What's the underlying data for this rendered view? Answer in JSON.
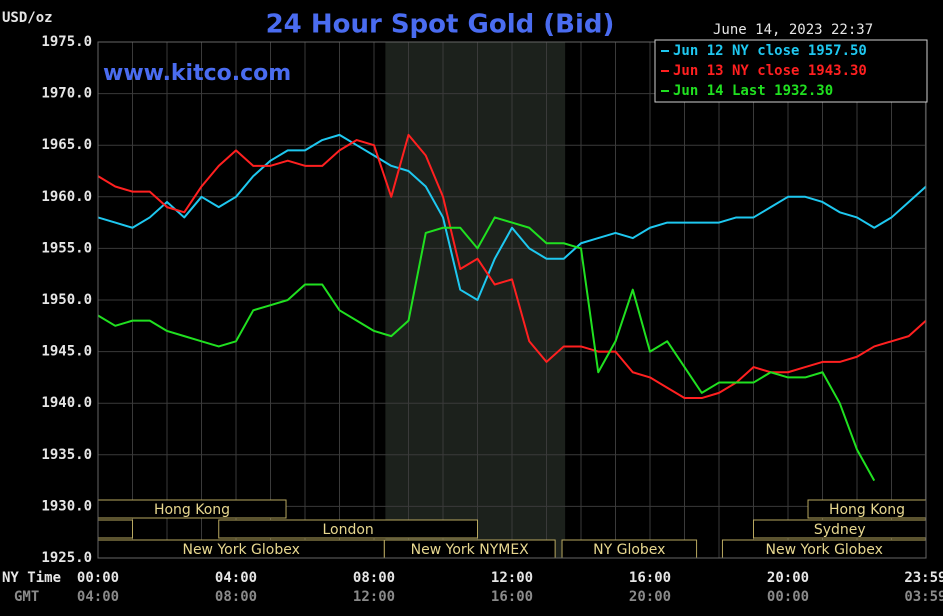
{
  "chart_data": {
    "type": "line",
    "title": "24 Hour Spot Gold (Bid)",
    "website": "www.kitco.com",
    "timestamp": "June 14, 2023 22:37",
    "y_unit": "USD/oz",
    "x_label": "NY Time",
    "x2_label": "GMT",
    "xlim": [
      0,
      24
    ],
    "ylim": [
      1925,
      1975
    ],
    "yticks": [
      {
        "value": 1925,
        "label": "1925.0"
      },
      {
        "value": 1930,
        "label": "1930.0"
      },
      {
        "value": 1935,
        "label": "1935.0"
      },
      {
        "value": 1940,
        "label": "1940.0"
      },
      {
        "value": 1945,
        "label": "1945.0"
      },
      {
        "value": 1950,
        "label": "1950.0"
      },
      {
        "value": 1955,
        "label": "1955.0"
      },
      {
        "value": 1960,
        "label": "1960.0"
      },
      {
        "value": 1965,
        "label": "1965.0"
      },
      {
        "value": 1970,
        "label": "1970.0"
      },
      {
        "value": 1975,
        "label": "1975.0"
      }
    ],
    "xticks": [
      {
        "value": 0,
        "label": "00:00"
      },
      {
        "value": 4,
        "label": "04:00"
      },
      {
        "value": 8,
        "label": "08:00"
      },
      {
        "value": 12,
        "label": "12:00"
      },
      {
        "value": 16,
        "label": "16:00"
      },
      {
        "value": 20,
        "label": "20:00"
      },
      {
        "value": 23.983,
        "label": "23:59"
      }
    ],
    "x2tick_labels": [
      "04:00",
      "08:00",
      "12:00",
      "16:00",
      "20:00",
      "00:00",
      "03:59"
    ],
    "x_minor_ticks": [
      1,
      2,
      3,
      5,
      6,
      7,
      9,
      10,
      11,
      13,
      14,
      15,
      17,
      18,
      19,
      21,
      22,
      23
    ],
    "grid": true,
    "highlight_range": [
      8.33,
      13.54
    ],
    "sessions": [
      {
        "name": "Hong Kong",
        "row": 0,
        "start": 0,
        "end": 5.45
      },
      {
        "name": "Hong Kong",
        "row": 0,
        "start": 20.58,
        "end": 24
      },
      {
        "name": null,
        "row": 1,
        "start": 0,
        "end": 1
      },
      {
        "name": "London",
        "row": 1,
        "start": 3.5,
        "end": 11
      },
      {
        "name": "Sydney",
        "row": 1,
        "start": 19,
        "end": 24
      },
      {
        "name": "New York Globex",
        "row": 2,
        "start": 0,
        "end": 8.3
      },
      {
        "name": "New York NYMEX",
        "row": 2,
        "start": 8.3,
        "end": 13.25
      },
      {
        "name": "NY Globex",
        "row": 2,
        "start": 13.45,
        "end": 17.35
      },
      {
        "name": "New York Globex",
        "row": 2,
        "start": 18.1,
        "end": 24
      }
    ],
    "x": [
      0,
      0.5,
      1,
      1.5,
      2,
      2.5,
      3,
      3.5,
      4,
      4.5,
      5,
      5.5,
      6,
      6.5,
      7,
      7.5,
      8,
      8.5,
      9,
      9.5,
      10,
      10.5,
      11,
      11.5,
      12,
      12.5,
      13,
      13.5,
      14,
      14.5,
      15,
      15.5,
      16,
      16.5,
      17,
      17.5,
      18,
      18.5,
      19,
      19.5,
      20,
      20.5,
      21,
      21.5,
      22,
      22.5,
      23,
      23.5,
      24
    ],
    "series": [
      {
        "name": "Jun 12 NY close 1957.50",
        "color": "#1ec8f0",
        "values": [
          1958,
          1957.5,
          1957,
          1958,
          1959.5,
          1958,
          1960,
          1959,
          1960,
          1962,
          1963.5,
          1964.5,
          1964.5,
          1965.5,
          1966,
          1965,
          1964,
          1963,
          1962.5,
          1961,
          1958,
          1951,
          1950,
          1954,
          1957,
          1955,
          1954,
          1954,
          1955.5,
          1956,
          1956.5,
          1956,
          1957,
          1957.5,
          1957.5,
          1957.5,
          1957.5,
          1958,
          1958,
          1959,
          1960,
          1960,
          1959.5,
          1958.5,
          1958,
          1957,
          1958,
          1959.5,
          1961
        ]
      },
      {
        "name": "Jun 13 NY close 1943.30",
        "color": "#ff2020",
        "values": [
          1962,
          1961,
          1960.5,
          1960.5,
          1959,
          1958.5,
          1961,
          1963,
          1964.5,
          1963,
          1963,
          1963.5,
          1963,
          1963,
          1964.5,
          1965.5,
          1965,
          1960,
          1966,
          1964,
          1960,
          1953,
          1954,
          1951.5,
          1952,
          1946,
          1944,
          1945.5,
          1945.5,
          1945,
          1945,
          1943,
          1942.5,
          1941.5,
          1940.5,
          1940.5,
          1941,
          1942,
          1943.5,
          1943,
          1943,
          1943.5,
          1944,
          1944,
          1944.5,
          1945.5,
          1946,
          1946.5,
          1948
        ]
      },
      {
        "name": "Jun 14 Last 1932.30",
        "color": "#20e020",
        "values": [
          1948.5,
          1947.5,
          1948,
          1948,
          1947,
          1946.5,
          1946,
          1945.5,
          1946,
          1949,
          1949.5,
          1950,
          1951.5,
          1951.5,
          1949,
          1948,
          1947,
          1946.5,
          1948,
          1956.5,
          1957,
          1957,
          1955,
          1958,
          1957.5,
          1957,
          1955.5,
          1955.5,
          1955,
          1943,
          1946,
          1951,
          1945,
          1946,
          1943.5,
          1941,
          1942,
          1942,
          1942,
          1943,
          1942.5,
          1942.5,
          1943,
          1940,
          1935.5,
          1932.5,
          null,
          null,
          null
        ]
      }
    ]
  }
}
○ ○ ○ ○ ○
Written task
Exclude the images and reproduce the remaining data exactly.

Result for this task
What's the underlying data for this rendered view? Answer in JSON.
{
  "chart_data": {
    "type": "line",
    "title": "24 Hour Spot Gold (Bid)",
    "website": "www.kitco.com",
    "timestamp": "June 14, 2023 22:37",
    "y_unit": "USD/oz",
    "x_label": "NY Time",
    "x2_label": "GMT",
    "xlim": [
      0,
      24
    ],
    "ylim": [
      1925,
      1975
    ],
    "yticks": [
      {
        "value": 1925,
        "label": "1925.0"
      },
      {
        "value": 1930,
        "label": "1930.0"
      },
      {
        "value": 1935,
        "label": "1935.0"
      },
      {
        "value": 1940,
        "label": "1940.0"
      },
      {
        "value": 1945,
        "label": "1945.0"
      },
      {
        "value": 1950,
        "label": "1950.0"
      },
      {
        "value": 1955,
        "label": "1955.0"
      },
      {
        "value": 1960,
        "label": "1960.0"
      },
      {
        "value": 1965,
        "label": "1965.0"
      },
      {
        "value": 1970,
        "label": "1970.0"
      },
      {
        "value": 1975,
        "label": "1975.0"
      }
    ],
    "xticks": [
      {
        "value": 0,
        "label": "00:00"
      },
      {
        "value": 4,
        "label": "04:00"
      },
      {
        "value": 8,
        "label": "08:00"
      },
      {
        "value": 12,
        "label": "12:00"
      },
      {
        "value": 16,
        "label": "16:00"
      },
      {
        "value": 20,
        "label": "20:00"
      },
      {
        "value": 23.983,
        "label": "23:59"
      }
    ],
    "x2tick_labels": [
      "04:00",
      "08:00",
      "12:00",
      "16:00",
      "20:00",
      "00:00",
      "03:59"
    ],
    "x_minor_ticks": [
      1,
      2,
      3,
      5,
      6,
      7,
      9,
      10,
      11,
      13,
      14,
      15,
      17,
      18,
      19,
      21,
      22,
      23
    ],
    "grid": true,
    "highlight_range": [
      8.33,
      13.54
    ],
    "sessions": [
      {
        "name": "Hong Kong",
        "row": 0,
        "start": 0,
        "end": 5.45
      },
      {
        "name": "Hong Kong",
        "row": 0,
        "start": 20.58,
        "end": 24
      },
      {
        "name": null,
        "row": 1,
        "start": 0,
        "end": 1
      },
      {
        "name": "London",
        "row": 1,
        "start": 3.5,
        "end": 11
      },
      {
        "name": "Sydney",
        "row": 1,
        "start": 19,
        "end": 24
      },
      {
        "name": "New York Globex",
        "row": 2,
        "start": 0,
        "end": 8.3
      },
      {
        "name": "New York NYMEX",
        "row": 2,
        "start": 8.3,
        "end": 13.25
      },
      {
        "name": "NY Globex",
        "row": 2,
        "start": 13.45,
        "end": 17.35
      },
      {
        "name": "New York Globex",
        "row": 2,
        "start": 18.1,
        "end": 24
      }
    ],
    "x": [
      0,
      0.5,
      1,
      1.5,
      2,
      2.5,
      3,
      3.5,
      4,
      4.5,
      5,
      5.5,
      6,
      6.5,
      7,
      7.5,
      8,
      8.5,
      9,
      9.5,
      10,
      10.5,
      11,
      11.5,
      12,
      12.5,
      13,
      13.5,
      14,
      14.5,
      15,
      15.5,
      16,
      16.5,
      17,
      17.5,
      18,
      18.5,
      19,
      19.5,
      20,
      20.5,
      21,
      21.5,
      22,
      22.5,
      23,
      23.5,
      24
    ],
    "series": [
      {
        "name": "Jun 12 NY close 1957.50",
        "color": "#1ec8f0",
        "values": [
          1958,
          1957.5,
          1957,
          1958,
          1959.5,
          1958,
          1960,
          1959,
          1960,
          1962,
          1963.5,
          1964.5,
          1964.5,
          1965.5,
          1966,
          1965,
          1964,
          1963,
          1962.5,
          1961,
          1958,
          1951,
          1950,
          1954,
          1957,
          1955,
          1954,
          1954,
          1955.5,
          1956,
          1956.5,
          1956,
          1957,
          1957.5,
          1957.5,
          1957.5,
          1957.5,
          1958,
          1958,
          1959,
          1960,
          1960,
          1959.5,
          1958.5,
          1958,
          1957,
          1958,
          1959.5,
          1961
        ]
      },
      {
        "name": "Jun 13 NY close 1943.30",
        "color": "#ff2020",
        "values": [
          1962,
          1961,
          1960.5,
          1960.5,
          1959,
          1958.5,
          1961,
          1963,
          1964.5,
          1963,
          1963,
          1963.5,
          1963,
          1963,
          1964.5,
          1965.5,
          1965,
          1960,
          1966,
          1964,
          1960,
          1953,
          1954,
          1951.5,
          1952,
          1946,
          1944,
          1945.5,
          1945.5,
          1945,
          1945,
          1943,
          1942.5,
          1941.5,
          1940.5,
          1940.5,
          1941,
          1942,
          1943.5,
          1943,
          1943,
          1943.5,
          1944,
          1944,
          1944.5,
          1945.5,
          1946,
          1946.5,
          1948
        ]
      },
      {
        "name": "Jun 14 Last 1932.30",
        "color": "#20e020",
        "values": [
          1948.5,
          1947.5,
          1948,
          1948,
          1947,
          1946.5,
          1946,
          1945.5,
          1946,
          1949,
          1949.5,
          1950,
          1951.5,
          1951.5,
          1949,
          1948,
          1947,
          1946.5,
          1948,
          1956.5,
          1957,
          1957,
          1955,
          1958,
          1957.5,
          1957,
          1955.5,
          1955.5,
          1955,
          1943,
          1946,
          1951,
          1945,
          1946,
          1943.5,
          1941,
          1942,
          1942,
          1942,
          1943,
          1942.5,
          1942.5,
          1943,
          1940,
          1935.5,
          1932.5,
          null,
          null,
          null
        ]
      }
    ]
  }
}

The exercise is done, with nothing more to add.